**Fragmento**.
□ □ □ □ □ □ □

Suelo comprar siempre en la misma carnicería, conozco y me conocen los empleados (4 o 5 que rotan a lo largo del día y la semana). Tengo mis manías y preferencias, como cualquier mortal, y sé que alguno tiene más maña que otro a la hora de cortar la carne o de indicarte que piezas pueden ser más sabrosas.
Es divertido ver como se dirigen a los clientes en función de que sean hombre o mujer, cómo eligen las recetas o consejos en función del sexo del interlocutor.
La receta que escuché era una receta muy de macho alfa, por lo que he investigado, el cliente al que se la dio era el encargado de uno de los bares del barrio, que suele hacer pedidos de cierta importancia en el super, un cliente de los preferenciales y un colega para el carnicero, al fin y al cabo los dos son currantes que vienen a los barrios más pijos para trabajar para los demás.
Pasada una semana, aprovechando un momento de intimidad en el que no había nadie en la carnicería, le pregunté al chico por una pieza determinada. Como no había gente esperando tras de mi me animé a preguntarle, más que nada para ver si me daba a mí la misma receta que le había dado a su colega, para comprobar si me estaba haciendo trampas o no.
La pieza que le pedí era la del asado de tira argentino, ese listón de carne y huesos redondos que se corta en tiras y se retuesta a la parrilla, obligándote luego a roer cada hueso pringándote las manos.
La pieza es la del costillar de la vaca, cortado a lo ancho, dejando todos los huesos y la carne. La pieza que le pedí era de poco más de dos quilos, es la del asado antes de cortarlo. Queda un costillar hermosísimo en el que destacan recios huesos y ciertos intersticios de grasa entre la carne.
El secreto de esta receta, me dijo, es la paciencia. Primero hay que macerar la carne, mejor si se hace el día de antes. El macerado acepta casi todas las especias, incluso ralladura de limón o de naranja.
Se coloca la pieza sobre papel de horno encerado, se salpimenta bien. La carne acepta también comino, tomillo, laurel, ajo, orégano, curris y picantes de cualquier tipo, pieles de naranja o de limón, aceite aromatizado …. Todo vale.
Yo utilicé , además de la sal y la pimienta, tomillo, orégano, cominos, dos hojas de laurel y pieles de mandarina. Creo que me quedé corto con el marinado, que tendría que haber puesto más cantidad de especias. Pero la vida es, básicamente, prueba/error y es bueno hacer las cosas regular para así tener la oportunidad de repetirlas.
Una vez marinada la carne, se envuelve por completo en el papel de horno, intentando que quede bien cerrado. Una vez cubierto y sellado con esa primera capa, se envuelve, a su vez, en papel de plata, un par de vueltas, intentando que quede bien prieto, sin intersticios, ni oquedades.
Se deja reposar durante 24 horas. Si no hace mucho calor se puede dejar en la encimera de la cocina.

□ □ □ □ □ □ □

**Datos sin procesar**.
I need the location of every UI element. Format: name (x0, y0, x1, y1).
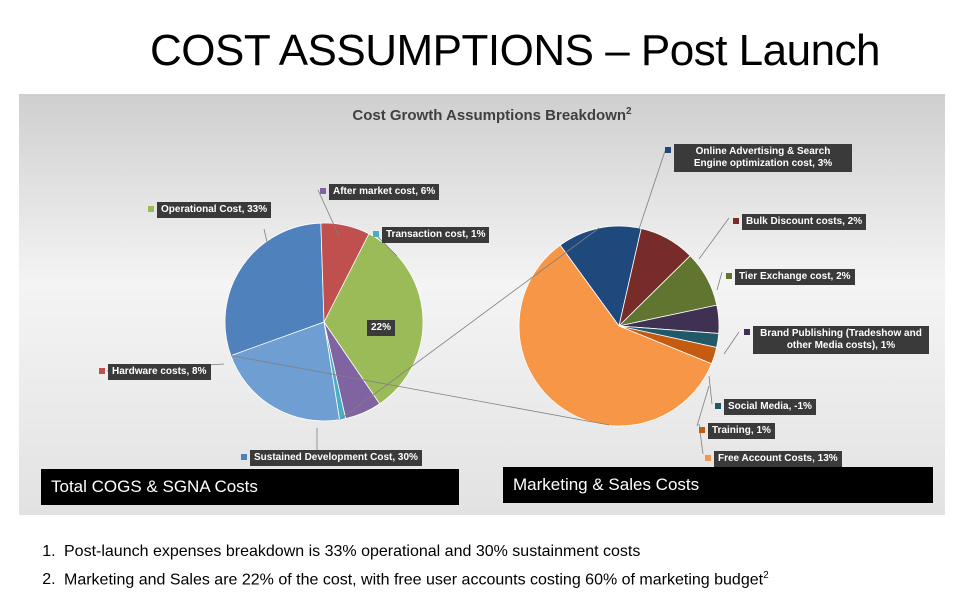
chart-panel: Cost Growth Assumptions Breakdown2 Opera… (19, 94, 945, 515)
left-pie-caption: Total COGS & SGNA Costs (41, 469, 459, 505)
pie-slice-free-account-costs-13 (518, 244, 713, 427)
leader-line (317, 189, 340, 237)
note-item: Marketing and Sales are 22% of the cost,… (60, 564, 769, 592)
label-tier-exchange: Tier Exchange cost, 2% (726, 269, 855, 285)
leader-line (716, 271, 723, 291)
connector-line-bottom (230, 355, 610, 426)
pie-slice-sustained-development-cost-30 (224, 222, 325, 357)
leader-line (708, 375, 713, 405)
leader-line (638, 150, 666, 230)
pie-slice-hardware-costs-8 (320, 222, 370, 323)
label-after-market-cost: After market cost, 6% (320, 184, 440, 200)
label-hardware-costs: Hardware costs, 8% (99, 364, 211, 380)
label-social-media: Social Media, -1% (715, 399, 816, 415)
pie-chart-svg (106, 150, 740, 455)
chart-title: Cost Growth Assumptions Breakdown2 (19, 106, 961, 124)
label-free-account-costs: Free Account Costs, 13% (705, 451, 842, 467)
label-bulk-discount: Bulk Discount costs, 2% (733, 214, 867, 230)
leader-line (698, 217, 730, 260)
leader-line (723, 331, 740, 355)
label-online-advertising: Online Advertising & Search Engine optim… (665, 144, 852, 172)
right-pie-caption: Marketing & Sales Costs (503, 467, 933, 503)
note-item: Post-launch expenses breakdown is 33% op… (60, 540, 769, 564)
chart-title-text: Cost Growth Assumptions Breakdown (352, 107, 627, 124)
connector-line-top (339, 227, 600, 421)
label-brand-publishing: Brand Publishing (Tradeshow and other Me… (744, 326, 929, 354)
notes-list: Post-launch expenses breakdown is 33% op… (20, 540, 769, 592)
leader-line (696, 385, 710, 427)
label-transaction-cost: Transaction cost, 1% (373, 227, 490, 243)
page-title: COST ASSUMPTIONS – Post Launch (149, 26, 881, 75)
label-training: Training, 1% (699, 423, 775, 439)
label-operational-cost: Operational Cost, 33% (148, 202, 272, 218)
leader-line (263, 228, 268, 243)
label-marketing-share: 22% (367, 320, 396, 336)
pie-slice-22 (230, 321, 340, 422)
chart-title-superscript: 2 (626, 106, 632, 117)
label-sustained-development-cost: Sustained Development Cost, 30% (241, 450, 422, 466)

□ □ □ □ □ □ □

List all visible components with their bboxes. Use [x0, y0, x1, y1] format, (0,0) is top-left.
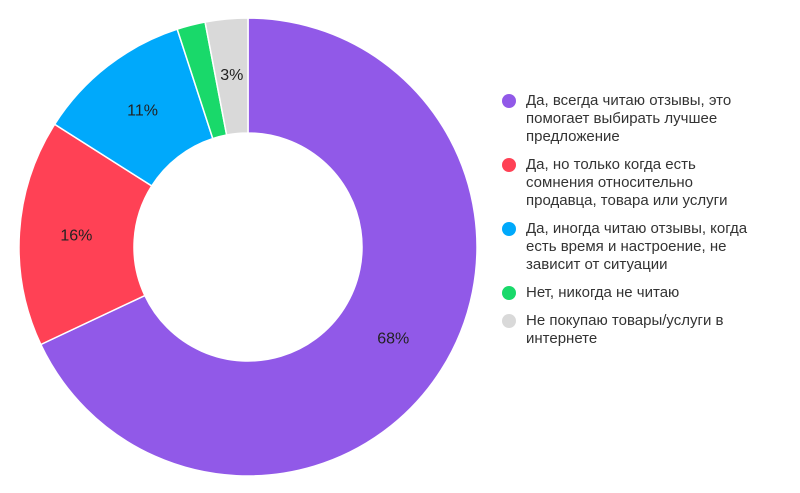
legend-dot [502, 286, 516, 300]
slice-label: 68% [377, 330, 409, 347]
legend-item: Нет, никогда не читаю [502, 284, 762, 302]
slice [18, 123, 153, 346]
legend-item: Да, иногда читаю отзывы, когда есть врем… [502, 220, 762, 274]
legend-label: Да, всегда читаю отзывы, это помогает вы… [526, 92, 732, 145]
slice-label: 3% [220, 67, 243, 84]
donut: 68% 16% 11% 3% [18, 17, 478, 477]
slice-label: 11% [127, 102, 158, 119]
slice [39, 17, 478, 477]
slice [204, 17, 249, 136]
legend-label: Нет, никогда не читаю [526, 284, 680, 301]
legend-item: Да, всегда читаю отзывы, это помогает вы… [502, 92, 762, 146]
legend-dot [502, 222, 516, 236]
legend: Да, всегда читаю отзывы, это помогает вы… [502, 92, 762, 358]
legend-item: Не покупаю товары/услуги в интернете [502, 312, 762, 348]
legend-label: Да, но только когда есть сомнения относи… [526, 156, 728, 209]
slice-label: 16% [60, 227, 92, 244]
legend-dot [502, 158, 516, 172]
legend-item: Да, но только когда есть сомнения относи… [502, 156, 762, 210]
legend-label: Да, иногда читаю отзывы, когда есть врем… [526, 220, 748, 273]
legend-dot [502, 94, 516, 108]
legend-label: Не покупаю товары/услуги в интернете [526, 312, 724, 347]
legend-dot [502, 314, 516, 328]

□ □ □ □ □ □ □

**Tareas pendientes**.
**a.** Transcribe del fragmento todo lo que va desde "Suelo comprar siempre" hasta "para los demás.".
**b.** Resume el fragmento en dos oraciones.

**Soluciones del ejercicio**.
**a.**
Suelo comprar siempre en la misma carnicería, conozco y me conocen los empleados (4 o 5 que rotan a lo largo del día y la semana). Tengo mis manías y preferencias, como cualquier mortal, y sé que alguno tiene más maña que otro a la hora de cortar la carne o de indicarte que piezas pueden ser más sabrosas.
Es divertido ver como se dirigen a los clientes en función de que sean hombre o mujer, cómo eligen las recetas o consejos en función del sexo del interlocutor.
La receta que escuché era una receta muy de macho alfa, por lo que he investigado, el cliente al que se la dio era el encargado de uno de los bares del barrio, que suele hacer pedidos de cierta importancia en el super, un cliente de los preferenciales y un colega para el carnicero, al fin y al cabo los dos son currantes que vienen a los barrios más pijos para trabajar para los demás.

**b.** Quien escribe compra siempre en la misma carnicería y, aprovechando que no había nadie más, preguntó a un empleado por el asado de tira argentino, un costillar de vaca cortado a lo ancho. Según el carnicero, el secreto es la paciencia: la carne se marina con sal, pimienta y especias, se envuelve bien cerrada en papel de horno y luego en papel de plata, y se deja reposar 24 horas.